##### Material to process #####
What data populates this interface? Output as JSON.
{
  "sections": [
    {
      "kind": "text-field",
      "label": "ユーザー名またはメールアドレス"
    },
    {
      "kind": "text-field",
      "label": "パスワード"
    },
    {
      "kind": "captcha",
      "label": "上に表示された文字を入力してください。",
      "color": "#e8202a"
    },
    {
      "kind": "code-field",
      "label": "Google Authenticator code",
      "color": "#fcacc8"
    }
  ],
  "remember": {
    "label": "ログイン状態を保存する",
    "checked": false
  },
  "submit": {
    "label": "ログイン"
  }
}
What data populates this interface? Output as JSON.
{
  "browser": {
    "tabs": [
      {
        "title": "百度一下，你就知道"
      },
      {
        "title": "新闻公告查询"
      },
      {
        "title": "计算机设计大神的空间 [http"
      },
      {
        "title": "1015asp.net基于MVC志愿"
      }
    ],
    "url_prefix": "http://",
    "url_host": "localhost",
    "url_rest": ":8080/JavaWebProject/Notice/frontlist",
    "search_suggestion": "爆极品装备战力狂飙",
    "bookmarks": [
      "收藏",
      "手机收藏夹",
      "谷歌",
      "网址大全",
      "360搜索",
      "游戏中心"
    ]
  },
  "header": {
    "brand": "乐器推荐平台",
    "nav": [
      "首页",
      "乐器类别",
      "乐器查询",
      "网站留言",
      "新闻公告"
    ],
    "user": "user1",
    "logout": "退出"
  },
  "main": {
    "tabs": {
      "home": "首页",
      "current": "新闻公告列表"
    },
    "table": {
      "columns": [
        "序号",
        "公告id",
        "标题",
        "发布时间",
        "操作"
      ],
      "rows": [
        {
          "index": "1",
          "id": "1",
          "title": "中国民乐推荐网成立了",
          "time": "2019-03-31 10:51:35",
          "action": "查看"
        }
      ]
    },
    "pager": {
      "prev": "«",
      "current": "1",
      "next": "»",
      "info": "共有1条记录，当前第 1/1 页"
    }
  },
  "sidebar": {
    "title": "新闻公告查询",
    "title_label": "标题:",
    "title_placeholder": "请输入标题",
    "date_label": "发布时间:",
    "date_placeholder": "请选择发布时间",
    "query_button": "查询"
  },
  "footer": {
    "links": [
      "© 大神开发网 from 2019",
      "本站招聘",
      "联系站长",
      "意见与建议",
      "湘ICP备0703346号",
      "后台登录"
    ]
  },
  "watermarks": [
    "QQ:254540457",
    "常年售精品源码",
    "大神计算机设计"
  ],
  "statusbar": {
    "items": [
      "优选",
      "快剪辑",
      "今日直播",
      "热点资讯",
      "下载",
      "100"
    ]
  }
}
#####
*What is required*
In how many lines of the data does the string "kind" appear? Give only the number.

*Written answer*
4